> [Input records]:

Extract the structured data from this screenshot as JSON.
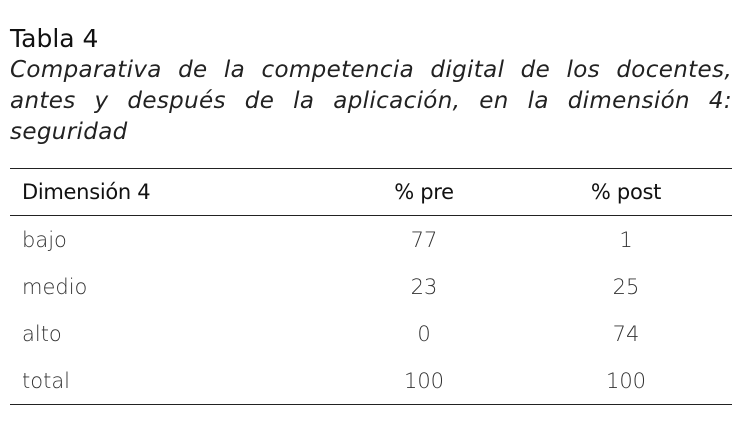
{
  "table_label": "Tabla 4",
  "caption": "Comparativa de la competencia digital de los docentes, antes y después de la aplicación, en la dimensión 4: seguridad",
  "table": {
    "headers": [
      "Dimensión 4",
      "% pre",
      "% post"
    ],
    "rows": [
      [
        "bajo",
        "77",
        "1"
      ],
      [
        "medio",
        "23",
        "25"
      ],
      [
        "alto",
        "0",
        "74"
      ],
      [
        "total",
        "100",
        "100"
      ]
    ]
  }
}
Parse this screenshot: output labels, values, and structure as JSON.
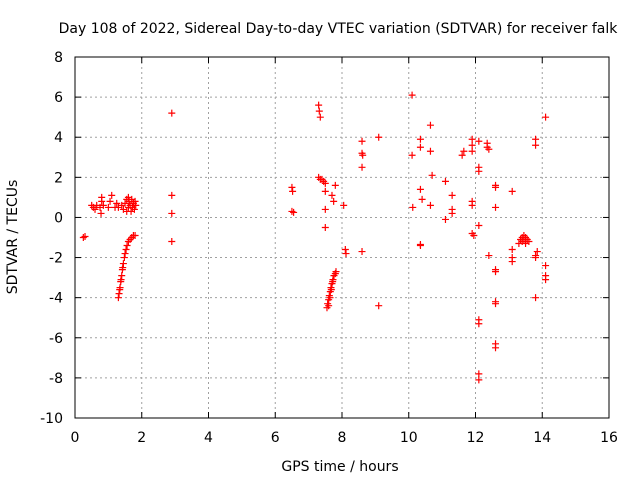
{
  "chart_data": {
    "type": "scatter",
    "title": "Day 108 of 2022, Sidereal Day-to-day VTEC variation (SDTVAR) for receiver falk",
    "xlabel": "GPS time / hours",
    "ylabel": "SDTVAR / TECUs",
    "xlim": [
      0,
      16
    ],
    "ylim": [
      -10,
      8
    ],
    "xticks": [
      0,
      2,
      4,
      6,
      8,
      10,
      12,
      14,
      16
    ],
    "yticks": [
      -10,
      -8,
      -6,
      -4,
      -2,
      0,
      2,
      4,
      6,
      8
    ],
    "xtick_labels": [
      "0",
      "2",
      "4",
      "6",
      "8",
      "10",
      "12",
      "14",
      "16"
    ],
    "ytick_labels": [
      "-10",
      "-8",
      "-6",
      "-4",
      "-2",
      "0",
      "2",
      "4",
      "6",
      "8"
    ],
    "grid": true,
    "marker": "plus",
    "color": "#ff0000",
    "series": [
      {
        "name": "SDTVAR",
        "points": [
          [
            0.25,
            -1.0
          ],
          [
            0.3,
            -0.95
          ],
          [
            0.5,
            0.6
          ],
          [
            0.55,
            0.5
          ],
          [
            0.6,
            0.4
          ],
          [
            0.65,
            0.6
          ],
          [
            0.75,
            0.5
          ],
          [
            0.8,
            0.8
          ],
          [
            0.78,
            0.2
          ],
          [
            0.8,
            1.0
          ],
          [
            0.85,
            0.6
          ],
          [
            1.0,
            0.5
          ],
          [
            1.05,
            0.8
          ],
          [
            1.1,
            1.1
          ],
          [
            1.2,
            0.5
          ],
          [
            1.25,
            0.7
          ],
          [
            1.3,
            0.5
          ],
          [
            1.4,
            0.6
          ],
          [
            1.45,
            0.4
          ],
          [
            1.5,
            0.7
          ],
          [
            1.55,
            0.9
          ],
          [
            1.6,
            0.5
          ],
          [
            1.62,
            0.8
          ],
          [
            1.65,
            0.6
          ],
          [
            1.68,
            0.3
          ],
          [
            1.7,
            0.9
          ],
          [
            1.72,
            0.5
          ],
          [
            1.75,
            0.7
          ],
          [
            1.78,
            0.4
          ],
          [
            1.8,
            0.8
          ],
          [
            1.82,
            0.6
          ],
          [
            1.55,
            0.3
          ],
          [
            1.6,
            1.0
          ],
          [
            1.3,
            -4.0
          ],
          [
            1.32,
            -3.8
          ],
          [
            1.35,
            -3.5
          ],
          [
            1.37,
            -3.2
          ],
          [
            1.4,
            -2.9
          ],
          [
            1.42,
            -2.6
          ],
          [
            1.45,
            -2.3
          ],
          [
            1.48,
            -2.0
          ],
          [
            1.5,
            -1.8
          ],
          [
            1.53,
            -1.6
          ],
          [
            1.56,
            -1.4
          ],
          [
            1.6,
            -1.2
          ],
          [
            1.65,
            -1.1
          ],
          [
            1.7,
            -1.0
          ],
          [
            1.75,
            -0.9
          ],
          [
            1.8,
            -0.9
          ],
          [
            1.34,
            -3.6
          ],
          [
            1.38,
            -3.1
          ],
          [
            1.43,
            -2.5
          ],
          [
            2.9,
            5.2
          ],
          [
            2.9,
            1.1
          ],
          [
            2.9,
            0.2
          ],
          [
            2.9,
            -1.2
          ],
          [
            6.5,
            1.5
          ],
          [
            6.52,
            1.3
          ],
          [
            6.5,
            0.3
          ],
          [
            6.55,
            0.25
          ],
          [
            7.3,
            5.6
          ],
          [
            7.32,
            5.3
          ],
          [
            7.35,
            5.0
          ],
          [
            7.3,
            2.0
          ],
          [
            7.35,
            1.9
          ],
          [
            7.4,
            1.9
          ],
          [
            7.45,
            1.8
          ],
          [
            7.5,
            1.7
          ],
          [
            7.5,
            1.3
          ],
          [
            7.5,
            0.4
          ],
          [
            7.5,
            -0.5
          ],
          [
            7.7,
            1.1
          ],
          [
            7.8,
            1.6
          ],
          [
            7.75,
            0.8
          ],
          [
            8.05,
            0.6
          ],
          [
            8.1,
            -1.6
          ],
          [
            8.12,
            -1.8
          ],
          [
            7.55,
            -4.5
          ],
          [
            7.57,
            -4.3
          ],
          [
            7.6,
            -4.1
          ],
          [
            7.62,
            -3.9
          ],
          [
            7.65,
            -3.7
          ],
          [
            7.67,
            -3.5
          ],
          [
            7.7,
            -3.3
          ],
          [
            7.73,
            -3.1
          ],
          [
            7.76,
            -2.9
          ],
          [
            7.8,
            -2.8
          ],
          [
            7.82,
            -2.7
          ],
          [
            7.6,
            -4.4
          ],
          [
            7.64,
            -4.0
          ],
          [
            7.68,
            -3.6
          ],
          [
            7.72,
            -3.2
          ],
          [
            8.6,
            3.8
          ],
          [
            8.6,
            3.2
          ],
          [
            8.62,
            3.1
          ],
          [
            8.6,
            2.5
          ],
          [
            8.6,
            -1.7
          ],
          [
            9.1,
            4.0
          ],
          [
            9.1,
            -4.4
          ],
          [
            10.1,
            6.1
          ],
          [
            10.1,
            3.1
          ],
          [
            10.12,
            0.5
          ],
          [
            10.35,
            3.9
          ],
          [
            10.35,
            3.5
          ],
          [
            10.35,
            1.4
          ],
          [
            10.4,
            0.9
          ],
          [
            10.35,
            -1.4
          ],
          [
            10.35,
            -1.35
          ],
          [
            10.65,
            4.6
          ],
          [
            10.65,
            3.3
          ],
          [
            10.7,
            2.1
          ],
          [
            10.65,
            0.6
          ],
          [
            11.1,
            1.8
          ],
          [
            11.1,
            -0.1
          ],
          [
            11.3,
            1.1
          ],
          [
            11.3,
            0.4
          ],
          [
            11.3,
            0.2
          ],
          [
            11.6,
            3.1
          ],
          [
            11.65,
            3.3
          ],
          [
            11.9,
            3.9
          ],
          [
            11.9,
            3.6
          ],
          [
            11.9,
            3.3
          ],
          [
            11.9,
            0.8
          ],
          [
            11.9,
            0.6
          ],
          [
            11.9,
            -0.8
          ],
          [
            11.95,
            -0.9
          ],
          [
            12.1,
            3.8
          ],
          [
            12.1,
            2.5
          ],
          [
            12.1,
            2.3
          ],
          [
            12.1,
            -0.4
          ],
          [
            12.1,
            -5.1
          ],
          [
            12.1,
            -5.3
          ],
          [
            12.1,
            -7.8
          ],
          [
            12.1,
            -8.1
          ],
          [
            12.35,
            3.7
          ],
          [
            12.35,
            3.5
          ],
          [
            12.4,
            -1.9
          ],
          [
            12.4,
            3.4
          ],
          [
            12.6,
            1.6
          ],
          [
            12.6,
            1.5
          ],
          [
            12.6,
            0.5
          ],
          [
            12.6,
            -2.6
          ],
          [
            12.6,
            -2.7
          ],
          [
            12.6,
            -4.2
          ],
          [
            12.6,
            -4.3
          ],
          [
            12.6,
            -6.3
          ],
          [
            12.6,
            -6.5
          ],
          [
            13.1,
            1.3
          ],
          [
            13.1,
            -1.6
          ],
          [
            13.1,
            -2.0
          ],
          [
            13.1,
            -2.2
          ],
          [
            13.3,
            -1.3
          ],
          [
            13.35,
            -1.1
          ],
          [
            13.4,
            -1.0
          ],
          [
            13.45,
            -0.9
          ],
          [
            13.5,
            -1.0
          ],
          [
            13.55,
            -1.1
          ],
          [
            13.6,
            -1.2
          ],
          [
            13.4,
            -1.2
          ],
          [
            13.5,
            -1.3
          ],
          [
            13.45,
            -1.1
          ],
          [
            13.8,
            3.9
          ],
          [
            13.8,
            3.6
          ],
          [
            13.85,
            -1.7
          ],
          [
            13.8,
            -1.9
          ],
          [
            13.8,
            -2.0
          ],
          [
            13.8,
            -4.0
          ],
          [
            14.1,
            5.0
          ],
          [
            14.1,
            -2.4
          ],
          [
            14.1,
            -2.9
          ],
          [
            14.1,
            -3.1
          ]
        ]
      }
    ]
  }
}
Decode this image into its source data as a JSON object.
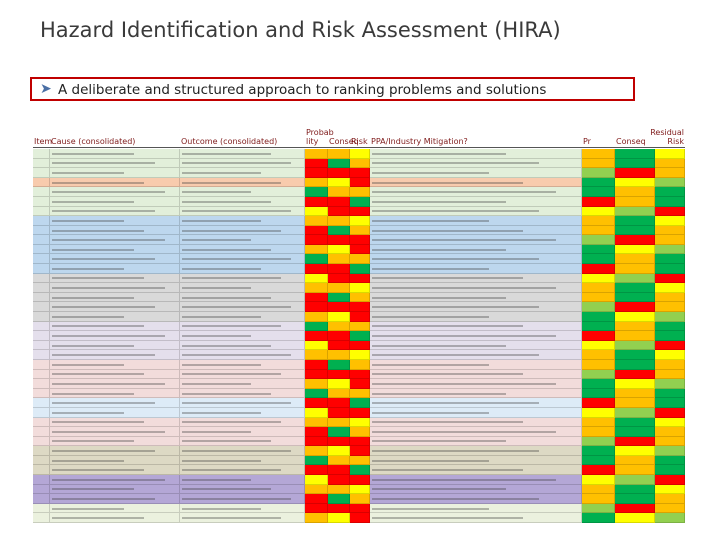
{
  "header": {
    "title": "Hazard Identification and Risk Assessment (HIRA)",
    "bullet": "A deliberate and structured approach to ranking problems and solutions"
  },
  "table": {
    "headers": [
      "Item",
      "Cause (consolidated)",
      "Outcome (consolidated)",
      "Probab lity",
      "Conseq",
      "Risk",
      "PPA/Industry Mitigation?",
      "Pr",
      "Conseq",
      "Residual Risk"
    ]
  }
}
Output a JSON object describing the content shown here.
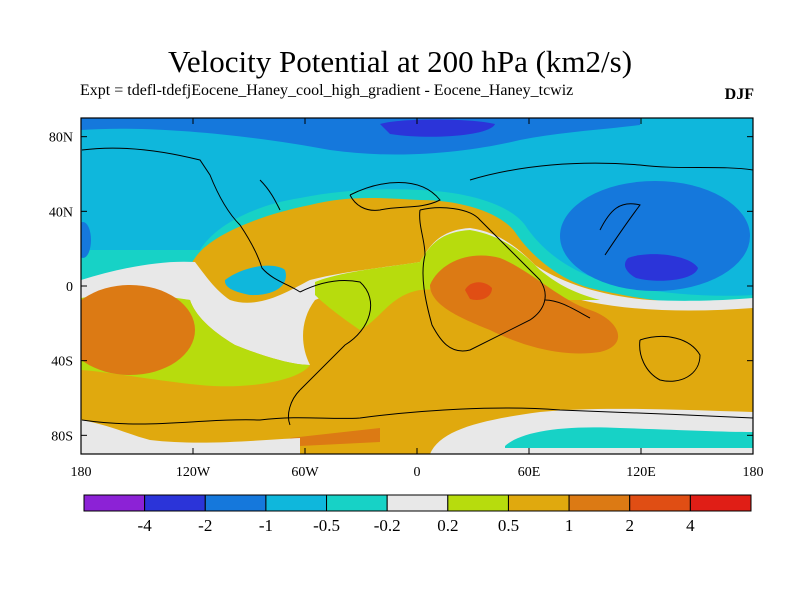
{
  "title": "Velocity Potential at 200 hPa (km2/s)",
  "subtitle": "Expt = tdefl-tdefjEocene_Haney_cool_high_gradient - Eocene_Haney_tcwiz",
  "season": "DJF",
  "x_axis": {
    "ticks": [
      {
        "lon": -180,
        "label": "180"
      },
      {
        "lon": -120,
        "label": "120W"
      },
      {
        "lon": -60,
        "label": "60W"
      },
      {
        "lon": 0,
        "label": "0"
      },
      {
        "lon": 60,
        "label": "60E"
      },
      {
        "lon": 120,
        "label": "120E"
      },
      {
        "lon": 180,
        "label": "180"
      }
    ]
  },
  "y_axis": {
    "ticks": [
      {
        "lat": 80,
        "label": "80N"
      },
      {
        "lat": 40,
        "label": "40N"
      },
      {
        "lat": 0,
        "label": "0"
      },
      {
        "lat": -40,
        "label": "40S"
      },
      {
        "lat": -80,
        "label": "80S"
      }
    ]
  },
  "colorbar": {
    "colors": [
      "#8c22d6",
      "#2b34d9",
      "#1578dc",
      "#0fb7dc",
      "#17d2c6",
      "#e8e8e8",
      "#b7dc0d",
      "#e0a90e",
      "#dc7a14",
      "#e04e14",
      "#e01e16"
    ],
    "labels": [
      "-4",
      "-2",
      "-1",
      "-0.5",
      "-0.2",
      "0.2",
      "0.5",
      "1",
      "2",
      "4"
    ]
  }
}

> [Exercise details]:
Each line containing "SDTVAR" counts once; state the total number of such lines and nothing else.

> [Task solution]:
3